>> Start Material provided

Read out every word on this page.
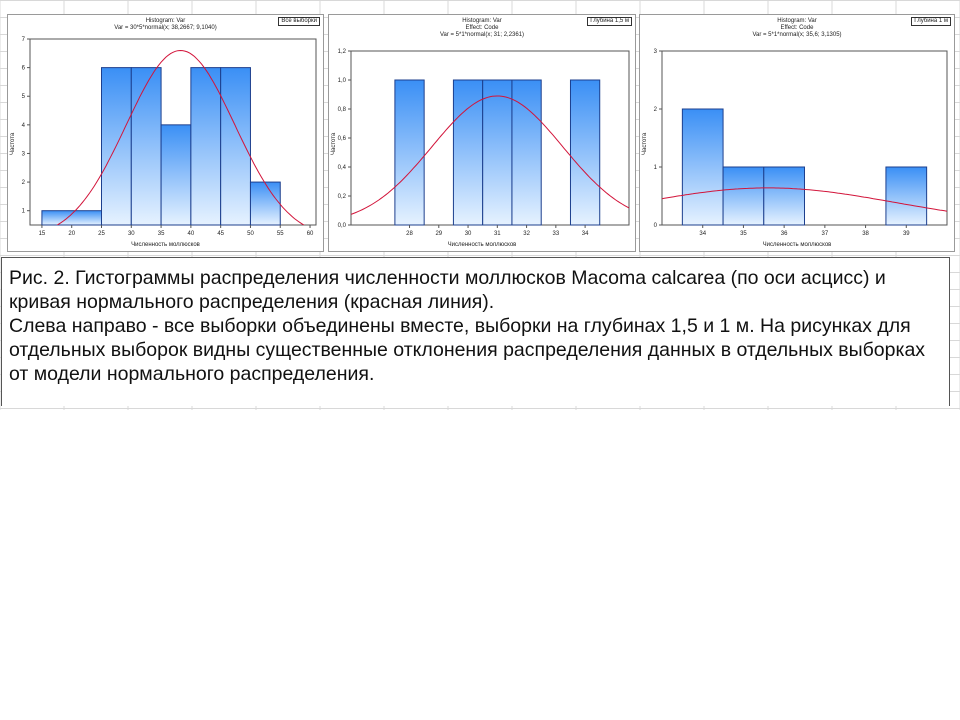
1
2
3
4
5
6
7
15	20	25	30	35	40	45	50	55	60
Histogram: Var
Var = 30*5*normal(x; 38,2667; 9,1040)
Все выборки
Численность моллюсков
Частота
0,0
0,2
0,4
0,6
0,8
1,0
1,2
28	29	30	31	32	33	34
Histogram: Var
Effect: Code
Var = 5*1*normal(x; 31; 2,2361)
Глубина 1,5 м
Численность моллюсков
Частота
0
1
2
3
34	35	36	37	38	39
Histogram: Var
Effect: Code
Var = 5*1*normal(x; 35,6; 3,1305)
Глубина 1 м
Численность моллюсков
Частота

Рис. 2. Гистограммы распределения численности моллюсков Macoma calcarea (по оси асцисс) и кривая нормального распределения (красная линия).

Слева направо - все выборки объединены вместе, выборки на глубинах 1,5 и 1 м. На рисунках для отдельных выборок видны существенные отклонения распределения данных в отдельных выборках от модели нормального распределения.
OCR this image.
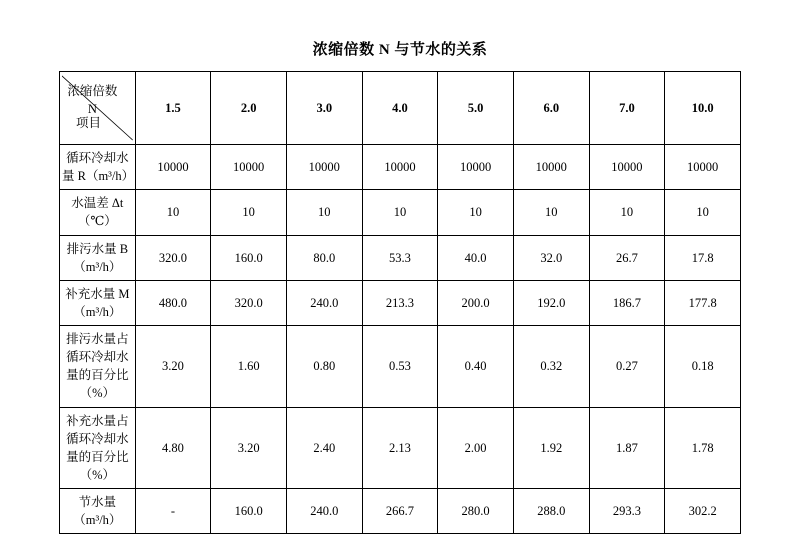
浓缩倍数 N 与节水的关系
浓缩倍数 N
项目	1.5	2.0	3.0	4.0	5.0	6.0	7.0	10.0
循环冷却水量 R（m³/h）	10000	10000	10000	10000	10000	10000	10000	10000
水温差 Δt（℃）	10	10	10	10	10	10	10	10
排污水量 B（m³/h）	320.0	160.0	80.0	53.3	40.0	32.0	26.7	17.8
补充水量 M（m³/h）	480.0	320.0	240.0	213.3	200.0	192.0	186.7	177.8
排污水量占循环冷却水量的百分比（%）	3.20	1.60	0.80	0.53	0.40	0.32	0.27	0.18
补充水量占循环冷却水量的百分比（%）	4.80	3.20	2.40	2.13	2.00	1.92	1.87	1.78
节水量（m³/h）	-	160.0	240.0	266.7	280.0	288.0	293.3	302.2
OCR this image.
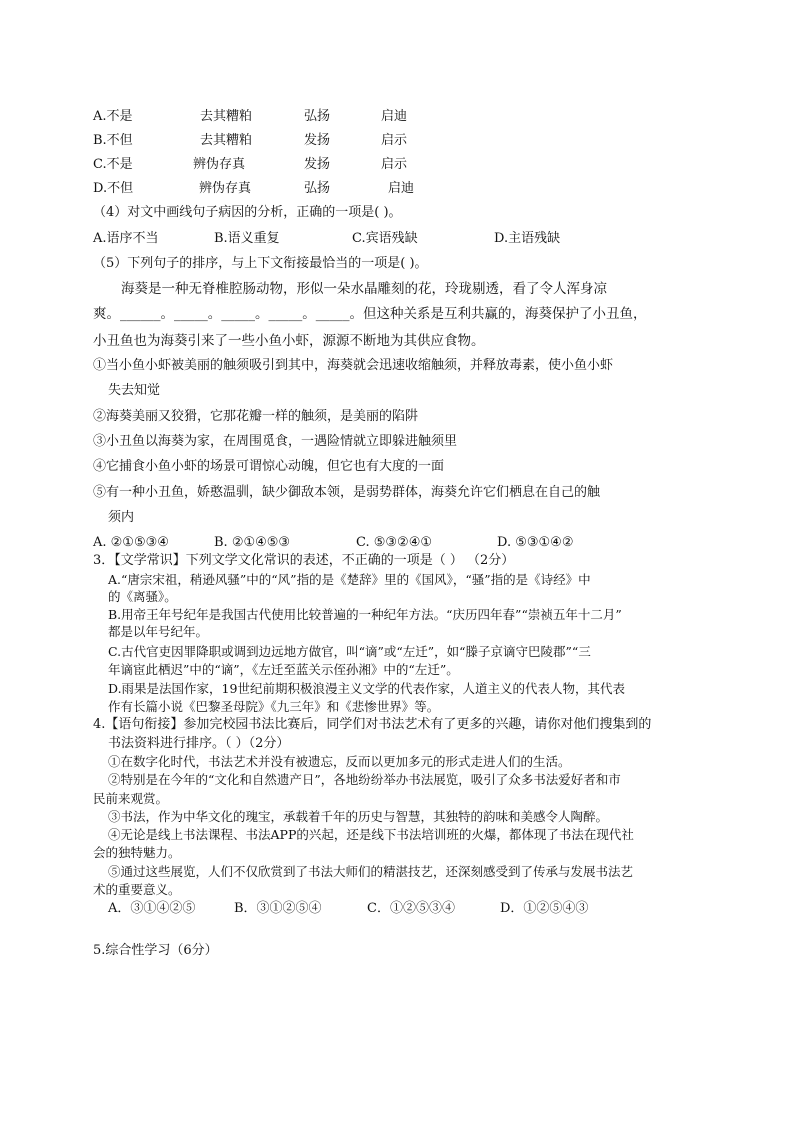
A.不是	去其糟粕	弘扬	启迪
B.不但	去其糟粕	发扬	启示
C.不是	辨伪存真	发扬	启示
D.不但	辨伪存真	弘扬	启迪
（4）对文中画线句子病因的分析，正确的一项是( )。
A.语序不当	B.语义重复	C.宾语残缺	D.主语残缺
（5）下列句子的排序，与上下文衔接最恰当的一项是( )。
海葵是一种无脊椎腔肠动物，形似一朵水晶雕刻的花，玲珑剔透，看了令人浑身凉
爽。______。_____。_____。_____。_____。但这种关系是互利共赢的，海葵保护了小丑鱼，
小丑鱼也为海葵引来了一些小鱼小虾，源源不断地为其供应食物。
①当小鱼小虾被美丽的触须吸引到其中，海葵就会迅速收缩触须，并释放毒素，使小鱼小虾
失去知觉
②海葵美丽又狡猾，它那花瓣一样的触须，是美丽的陷阱
③小丑鱼以海葵为家，在周围觅食，一遇险情就立即躲进触须里
④它捕食小鱼小虾的场景可谓惊心动魄，但它也有大度的一面
⑤有一种小丑鱼，娇憨温驯，缺少御敌本领，是弱势群体，海葵允许它们栖息在自己的触
须内
A. ②①⑤③④	B. ②①④⑤③	C. ⑤③②④①	D. ⑤③①④②
3．【文学常识】下列文学文化常识的表述，不正确的一项是（ ） （2分）
A.“唐宗宋祖，稍逊风骚”中的“风”指的是《楚辞》里的《国风》，“骚”指的是《诗经》中
的《离骚》。
B.用帝王年号纪年是我国古代使用比较普遍的一种纪年方法。“庆历四年春”“崇祯五年十二月”
都是以年号纪年。
C.古代官吏因罪降职或调到边远地方做官，叫“谪”或“左迁”，如“滕子京谪守巴陵郡”“三
年谪宦此栖迟”中的“谪”，《左迁至蓝关示侄孙湘》中的“左迁”。
D.雨果是法国作家，19世纪前期积极浪漫主义文学的代表作家，人道主义的代表人物，其代表
作有长篇小说《巴黎圣母院》《九三年》和《悲惨世界》等。
4.【语句衔接】参加完校园书法比赛后，同学们对书法艺术有了更多的兴趣，请你对他们搜集到的
书法资料进行排序。（ ）（2分）
①在数字化时代，书法艺术并没有被遗忘，反而以更加多元的形式走进人们的生活。
②特别是在今年的“文化和自然遗产日”，各地纷纷举办书法展览，吸引了众多书法爱好者和市
民前来观赏。
③书法，作为中华文化的瑰宝，承载着千年的历史与智慧，其独特的韵味和美感令人陶醉。
④无论是线上书法课程、书法APP的兴起，还是线下书法培训班的火爆，都体现了书法在现代社
会的独特魅力。
⑤通过这些展览，人们不仅欣赏到了书法大师们的精湛技艺，还深刻感受到了传承与发展书法艺
术的重要意义。
A．③①④②⑤	B．③①②⑤④	C．①②⑤③④	D．①②⑤④③
5.综合性学习（6分）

>> End Material provided

Copy each line of the listing that contains the string "нормального".

● Task solution:
Рис. 2. Гистограммы распределения численности моллюсков Macoma calcarea (по оси асцисс) и кривая нормального распределения (красная линия).
Слева направо - все выборки объединены вместе, выборки на глубинах 1,5 и 1 м. На рисунках для отдельных выборок видны существенные отклонения распределения данных в отдельных выборках от модели нормального распределения.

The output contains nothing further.